What the task asks
Give every line of the data below as a numbered list, skipping blank lines and leaving out the pictures.

Information supplied
-- START --
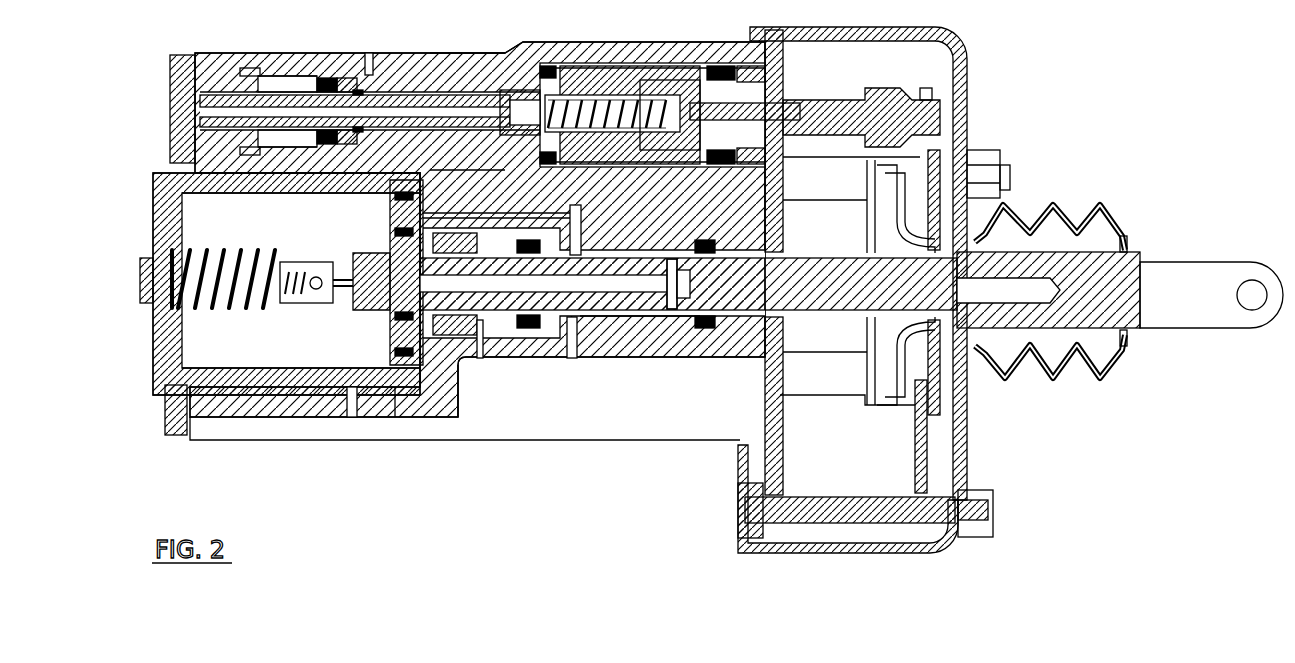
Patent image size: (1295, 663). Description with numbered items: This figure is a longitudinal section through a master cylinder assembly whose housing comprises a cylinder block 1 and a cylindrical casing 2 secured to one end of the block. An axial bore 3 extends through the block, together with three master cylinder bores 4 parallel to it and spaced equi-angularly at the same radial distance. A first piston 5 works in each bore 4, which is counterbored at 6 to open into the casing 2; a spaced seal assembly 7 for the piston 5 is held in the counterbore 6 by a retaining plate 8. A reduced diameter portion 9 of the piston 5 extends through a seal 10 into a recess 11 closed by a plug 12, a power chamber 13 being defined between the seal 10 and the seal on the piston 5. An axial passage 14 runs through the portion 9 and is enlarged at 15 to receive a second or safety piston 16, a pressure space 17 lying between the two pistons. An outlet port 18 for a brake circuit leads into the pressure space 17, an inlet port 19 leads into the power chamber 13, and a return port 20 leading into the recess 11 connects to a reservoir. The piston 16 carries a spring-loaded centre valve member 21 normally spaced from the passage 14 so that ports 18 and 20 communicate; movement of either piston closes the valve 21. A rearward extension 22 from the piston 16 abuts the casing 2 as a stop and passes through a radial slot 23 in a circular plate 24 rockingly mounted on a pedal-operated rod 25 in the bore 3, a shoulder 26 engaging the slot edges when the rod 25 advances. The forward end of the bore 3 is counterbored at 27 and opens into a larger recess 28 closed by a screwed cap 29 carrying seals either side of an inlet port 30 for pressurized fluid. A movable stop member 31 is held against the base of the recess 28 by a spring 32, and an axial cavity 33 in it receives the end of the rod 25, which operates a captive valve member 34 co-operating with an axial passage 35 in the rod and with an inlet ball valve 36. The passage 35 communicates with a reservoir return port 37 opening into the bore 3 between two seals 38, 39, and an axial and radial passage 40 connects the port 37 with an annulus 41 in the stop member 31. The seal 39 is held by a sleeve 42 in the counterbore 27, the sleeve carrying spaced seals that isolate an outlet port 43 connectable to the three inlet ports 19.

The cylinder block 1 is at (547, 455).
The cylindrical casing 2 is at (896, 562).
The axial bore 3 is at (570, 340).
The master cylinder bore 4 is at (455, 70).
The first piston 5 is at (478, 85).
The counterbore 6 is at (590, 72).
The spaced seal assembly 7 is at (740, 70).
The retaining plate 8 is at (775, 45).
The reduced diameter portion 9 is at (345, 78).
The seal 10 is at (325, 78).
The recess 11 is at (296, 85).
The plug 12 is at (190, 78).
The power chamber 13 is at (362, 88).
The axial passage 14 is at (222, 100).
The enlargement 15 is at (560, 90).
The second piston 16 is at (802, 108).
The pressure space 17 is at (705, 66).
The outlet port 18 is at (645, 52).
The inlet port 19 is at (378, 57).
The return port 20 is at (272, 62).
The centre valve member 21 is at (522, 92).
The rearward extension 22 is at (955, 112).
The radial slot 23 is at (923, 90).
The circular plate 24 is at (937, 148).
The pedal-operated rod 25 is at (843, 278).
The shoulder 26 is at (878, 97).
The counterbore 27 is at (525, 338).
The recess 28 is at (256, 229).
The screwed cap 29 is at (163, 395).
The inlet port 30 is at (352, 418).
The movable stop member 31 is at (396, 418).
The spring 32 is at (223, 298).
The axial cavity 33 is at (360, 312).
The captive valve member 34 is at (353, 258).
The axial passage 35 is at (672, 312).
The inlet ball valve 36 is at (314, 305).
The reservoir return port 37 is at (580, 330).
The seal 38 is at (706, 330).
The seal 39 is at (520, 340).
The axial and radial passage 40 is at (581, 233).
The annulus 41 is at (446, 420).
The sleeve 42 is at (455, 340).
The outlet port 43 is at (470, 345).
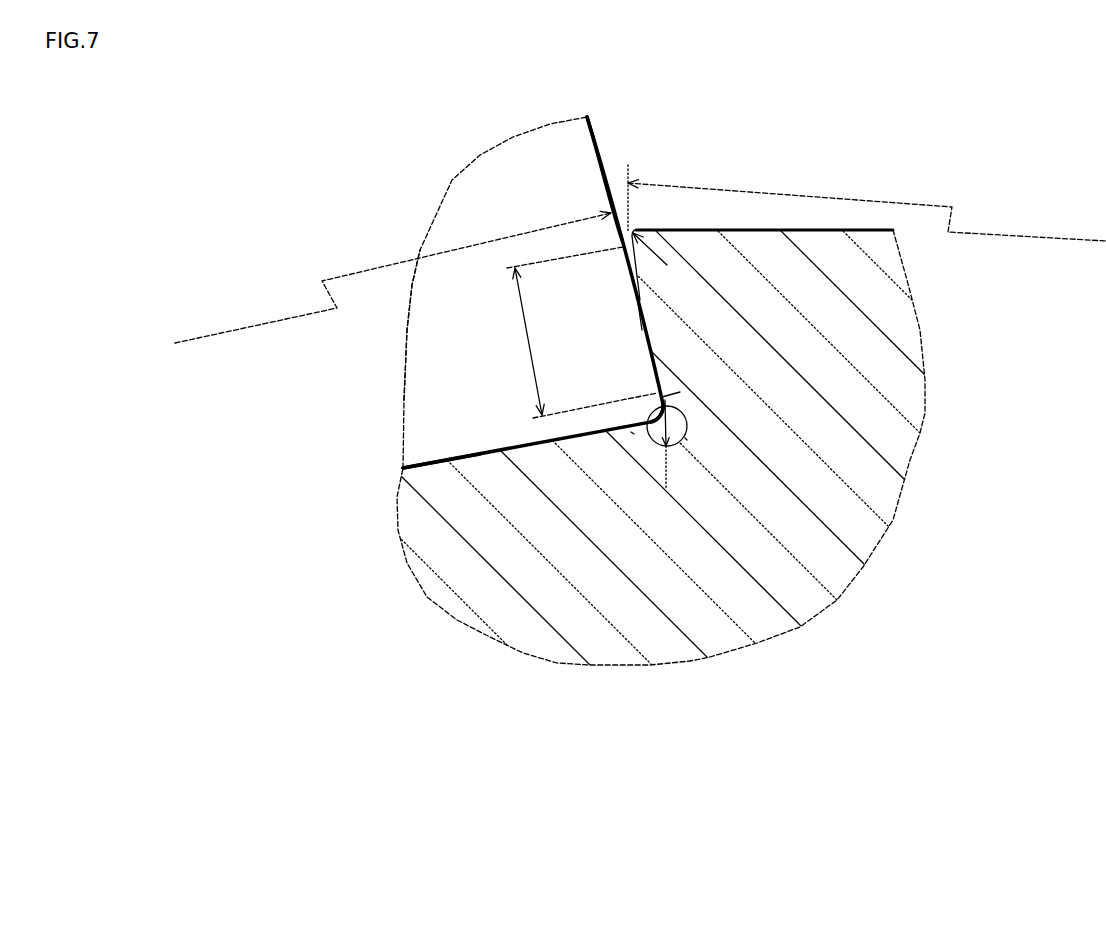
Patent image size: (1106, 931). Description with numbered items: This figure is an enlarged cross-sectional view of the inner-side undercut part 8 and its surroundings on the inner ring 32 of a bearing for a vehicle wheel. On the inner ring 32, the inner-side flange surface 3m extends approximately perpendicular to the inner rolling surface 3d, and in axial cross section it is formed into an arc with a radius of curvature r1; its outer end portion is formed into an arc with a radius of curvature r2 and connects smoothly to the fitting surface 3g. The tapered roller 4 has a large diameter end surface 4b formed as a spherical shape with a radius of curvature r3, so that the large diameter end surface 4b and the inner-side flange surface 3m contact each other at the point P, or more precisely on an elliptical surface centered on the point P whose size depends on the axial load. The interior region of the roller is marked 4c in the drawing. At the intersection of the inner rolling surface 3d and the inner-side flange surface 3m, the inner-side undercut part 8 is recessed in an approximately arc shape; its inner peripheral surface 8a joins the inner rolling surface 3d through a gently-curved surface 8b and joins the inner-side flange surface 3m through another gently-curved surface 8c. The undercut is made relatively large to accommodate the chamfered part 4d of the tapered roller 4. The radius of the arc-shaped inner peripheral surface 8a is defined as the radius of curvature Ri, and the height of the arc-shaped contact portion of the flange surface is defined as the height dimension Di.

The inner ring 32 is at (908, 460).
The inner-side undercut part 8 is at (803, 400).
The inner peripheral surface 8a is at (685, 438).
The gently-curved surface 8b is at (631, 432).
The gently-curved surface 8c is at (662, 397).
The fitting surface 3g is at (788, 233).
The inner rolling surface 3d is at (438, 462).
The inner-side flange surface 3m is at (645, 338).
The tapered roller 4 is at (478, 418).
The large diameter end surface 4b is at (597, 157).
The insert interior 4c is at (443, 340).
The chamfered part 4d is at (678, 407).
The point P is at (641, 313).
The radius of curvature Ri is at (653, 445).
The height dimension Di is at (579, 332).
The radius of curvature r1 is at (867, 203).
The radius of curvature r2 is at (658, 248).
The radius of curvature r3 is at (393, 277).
-- END --
Task output
1. Patent image size: (1295, 663). Description with numbered items: This figure is a longitudinal section through a master cylinder assembly whose housing comprises a cylinder block 1 and a cylindrical casing 2 secured to one end of the block. An axial bore 3 extends through the block, together with three master cylinder bores 4 parallel to it and spaced equi-angularly at the same radial distance. A first piston 5 works in each bore 4, which is counterbored at 6 to open into the casing 2; a spaced seal assembly 7 for the piston 5 is held in the counterbore 6 by a retaining plate 8. A reduced diameter portion 9 of the piston 5 extends through a seal 10 into a recess 11 closed by a plug 12, a power chamber 13 being defined between the seal 10 and the seal on the piston 5. An axial passage 14 runs through the portion 9 and is enlarged at 15 to receive a second or safety piston 16, a pressure space 17 lying between the two pistons. An outlet port 18 for a brake circuit leads into the pressure space 17, an inlet port 19 leads into the power chamber 13, and a return port 20 leading into the recess 11 connects to a reservoir. The piston 16 carries a spring-loaded centre valve member 21 normally spaced from the passage 14 so that ports 18 and 20 communicate; movement of either piston closes the valve 21. A rearward extension 22 from the piston 16 abuts the casing 2 as a stop and passes through a radial slot 23 in a circular plate 24 rockingly mounted on a pedal-operated rod 25 in the bore 3, a shoulder 26 engaging the slot edges when the rod 25 advances. The forward end of the bore 3 is counterbored at 27 and opens into a larger recess 28 closed by a screwed cap 29 carrying seals either side of an inlet port 30 for pressurized fluid. A movable stop member 31 is held against the base of the recess 28 by a spring 32, and an axial cavity 33 in it receives the end of the rod 25, which operates a captive valve member 34 co-operating with an axial passage 35 in the rod and with an inlet ball valve 36. The passage 35 communicates with a reservoir return port 37 opening into the bore 3 between two seals 38, 39, and an axial and radial passage 40 connects the port 37 with an annulus 41 in the stop member 31. The seal 39 is held by a sleeve 42 in the counterbore 27, the sleeve carrying spaced seals that isolate an outlet port 43 connectable to the three inlet ports 19.
2. The cylinder block 1 is at (547, 455).
3. The cylindrical casing 2 is at (896, 562).
4. The axial bore 3 is at (570, 340).
5. The master cylinder bore 4 is at (455, 70).
6. The first piston 5 is at (478, 85).
7. The counterbore 6 is at (590, 72).
8. The spaced seal assembly 7 is at (740, 70).
9. The retaining plate 8 is at (775, 45).
10. The reduced diameter portion 9 is at (345, 78).
11. The seal 10 is at (325, 78).
12. The recess 11 is at (296, 85).
13. The plug 12 is at (190, 78).
14. The power chamber 13 is at (362, 88).
15. The axial passage 14 is at (222, 100).
16. The enlargement 15 is at (560, 90).
17. The second piston 16 is at (802, 108).
18. The pressure space 17 is at (705, 66).
19. The outlet port 18 is at (645, 52).
20. The inlet port 19 is at (378, 57).
21. The return port 20 is at (272, 62).
22. The centre valve member 21 is at (522, 92).
23. The rearward extension 22 is at (955, 112).
24. The radial slot 23 is at (923, 90).
25. The circular plate 24 is at (937, 148).
26. The pedal-operated rod 25 is at (843, 278).
27. The shoulder 26 is at (878, 97).
28. The counterbore 27 is at (525, 338).
29. The recess 28 is at (256, 229).
30. The screwed cap 29 is at (163, 395).
31. The inlet port 30 is at (352, 418).
32. The movable stop member 31 is at (396, 418).
33. The spring 32 is at (223, 298).
34. The axial cavity 33 is at (360, 312).
35. The captive valve member 34 is at (353, 258).
36. The axial passage 35 is at (672, 312).
37. The inlet ball valve 36 is at (314, 305).
38. The reservoir return port 37 is at (580, 330).
39. The seal 38 is at (706, 330).
40. The seal 39 is at (520, 340).
41. The axial and radial passage 40 is at (581, 233).
42. The annulus 41 is at (446, 420).
43. The sleeve 42 is at (455, 340).
44. The outlet port 43 is at (470, 345).
45. Patent image size: (1106, 931). Description with numbered items: This figure is an enlarged cross-sectional view of the inner-side undercut part 8 and its surroundings on the inner ring 32 of a bearing for a vehicle wheel. On the inner ring 32, the inner-side flange surface 3m extends approximately perpendicular to the inner rolling surface 3d, and in axial cross section it is formed into an arc with a radius of curvature r1; its outer end portion is formed into an arc with a radius of curvature r2 and connects smoothly to the fitting surface 3g. The tapered roller 4 has a large diameter end surface 4b formed as a spherical shape with a radius of curvature r3, so that the large diameter end surface 4b and the inner-side flange surface 3m contact each other at the point P, or more precisely on an elliptical surface centered on the point P whose size depends on the axial load. The interior region of the roller is marked 4c in the drawing. At the intersection of the inner rolling surface 3d and the inner-side flange surface 3m, the inner-side undercut part 8 is recessed in an approximately arc shape; its inner peripheral surface 8a joins the inner rolling surface 3d through a gently-curved surface 8b and joins the inner-side flange surface 3m through another gently-curved surface 8c. The undercut is made relatively large to accommodate the chamfered part 4d of the tapered roller 4. The radius of the arc-shaped inner peripheral surface 8a is defined as the radius of curvature Ri, and the height of the arc-shaped contact portion of the flange surface is defined as the height dimension Di.
46. The inner ring 32 is at (908, 460).
47. The inner-side undercut part 8 is at (803, 400).
48. The inner peripheral surface 8a is at (685, 438).
49. The gently-curved surface 8b is at (631, 432).
50. The gently-curved surface 8c is at (662, 397).
51. The fitting surface 3g is at (788, 233).
52. The inner rolling surface 3d is at (438, 462).
53. The inner-side flange surface 3m is at (645, 338).
54. The tapered roller 4 is at (478, 418).
55. The large diameter end surface 4b is at (597, 157).
56. The insert interior 4c is at (443, 340).
57. The chamfered part 4d is at (678, 407).
58. The point P is at (641, 313).
59. The radius of curvature Ri is at (653, 445).
60. The height dimension Di is at (579, 332).
61. The radius of curvature r1 is at (867, 203).
62. The radius of curvature r2 is at (658, 248).
63. The radius of curvature r3 is at (393, 277).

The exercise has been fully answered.